WRITTEN INSTRUCTION: Extract all of the data and reproduce it precisely.

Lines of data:
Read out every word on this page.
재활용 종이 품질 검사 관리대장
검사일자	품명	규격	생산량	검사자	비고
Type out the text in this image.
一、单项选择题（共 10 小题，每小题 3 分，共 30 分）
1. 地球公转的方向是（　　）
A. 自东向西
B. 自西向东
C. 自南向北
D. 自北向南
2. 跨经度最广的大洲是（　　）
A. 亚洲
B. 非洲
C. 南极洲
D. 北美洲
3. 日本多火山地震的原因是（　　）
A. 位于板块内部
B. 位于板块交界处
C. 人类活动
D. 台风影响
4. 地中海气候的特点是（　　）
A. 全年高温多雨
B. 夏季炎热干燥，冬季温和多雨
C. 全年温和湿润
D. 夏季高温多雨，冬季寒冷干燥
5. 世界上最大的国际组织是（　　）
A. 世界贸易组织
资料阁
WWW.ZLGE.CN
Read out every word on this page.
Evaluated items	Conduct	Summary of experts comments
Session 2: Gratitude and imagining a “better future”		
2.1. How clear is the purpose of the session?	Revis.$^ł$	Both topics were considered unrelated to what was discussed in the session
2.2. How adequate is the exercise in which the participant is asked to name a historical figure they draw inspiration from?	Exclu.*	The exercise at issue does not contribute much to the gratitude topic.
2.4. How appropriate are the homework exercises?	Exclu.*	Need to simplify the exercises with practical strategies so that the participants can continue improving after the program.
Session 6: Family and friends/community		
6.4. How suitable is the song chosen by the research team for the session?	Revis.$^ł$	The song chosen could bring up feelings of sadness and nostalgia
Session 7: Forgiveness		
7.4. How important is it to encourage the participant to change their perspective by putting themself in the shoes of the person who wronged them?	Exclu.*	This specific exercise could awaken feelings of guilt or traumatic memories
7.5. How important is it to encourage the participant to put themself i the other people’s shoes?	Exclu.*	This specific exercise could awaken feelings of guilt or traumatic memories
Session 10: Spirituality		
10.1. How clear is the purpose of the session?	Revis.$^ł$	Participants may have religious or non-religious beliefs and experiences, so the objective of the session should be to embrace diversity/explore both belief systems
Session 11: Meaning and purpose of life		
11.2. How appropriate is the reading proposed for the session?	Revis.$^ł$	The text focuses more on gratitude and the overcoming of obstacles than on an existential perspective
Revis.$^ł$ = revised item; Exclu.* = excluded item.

TASK RESULT:
Read out every word on this page.
재활용 종이 품질 검사 관리대장
검사일자	품명	규격	생산량	검사자	비고
Type out the text in this image.
一、单项选择题（共 10 小题，每小题 3 分，共 30 分）
1. 地球公转的方向是（　　）
A. 自东向西
B. 自西向东
C. 自南向北
D. 自北向南
2. 跨经度最广的大洲是（　　）
A. 亚洲
B. 非洲
C. 南极洲
D. 北美洲
3. 日本多火山地震的原因是（　　）
A. 位于板块内部
B. 位于板块交界处
C. 人类活动
D. 台风影响
4. 地中海气候的特点是（　　）
A. 全年高温多雨
B. 夏季炎热干燥，冬季温和多雨
C. 全年温和湿润
D. 夏季高温多雨，冬季寒冷干燥
5. 世界上最大的国际组织是（　　）
A. 世界贸易组织
资料阁
WWW.ZLGE.CN
Read out every word on this page.
Evaluated items	Conduct	Summary of experts comments
Session 2: Gratitude and imagining a “better future”		
2.1. How clear is the purpose of the session?	Revis.$^ł$	Both topics were considered unrelated to what was discussed in the session
2.2. How adequate is the exercise in which the participant is asked to name a historical figure they draw inspiration from?	Exclu.*	The exercise at issue does not contribute much to the gratitude topic.
2.4. How appropriate are the homework exercises?	Exclu.*	Need to simplify the exercises with practical strategies so that the participants can continue improving after the program.
Session 6: Family and friends/community		
6.4. How suitable is the song chosen by the research team for the session?	Revis.$^ł$	The song chosen could bring up feelings of sadness and nostalgia
Session 7: Forgiveness		
7.4. How important is it to encourage the participant to change their perspective by putting themself in the shoes of the person who wronged them?	Exclu.*	This specific exercise could awaken feelings of guilt or traumatic memories
7.5. How important is it to encourage the participant to put themself i the other people’s shoes?	Exclu.*	This specific exercise could awaken feelings of guilt or traumatic memories
Session 10: Spirituality		
10.1. How clear is the purpose of the session?	Revis.$^ł$	Participants may have religious or non-religious beliefs and experiences, so the objective of the session should be to embrace diversity/explore both belief systems
Session 11: Meaning and purpose of life		
11.2. How appropriate is the reading proposed for the session?	Revis.$^ł$	The text focuses more on gratitude and the overcoming of obstacles than on an existential perspective
Revis.$^ł$ = revised item; Exclu.* = excluded item.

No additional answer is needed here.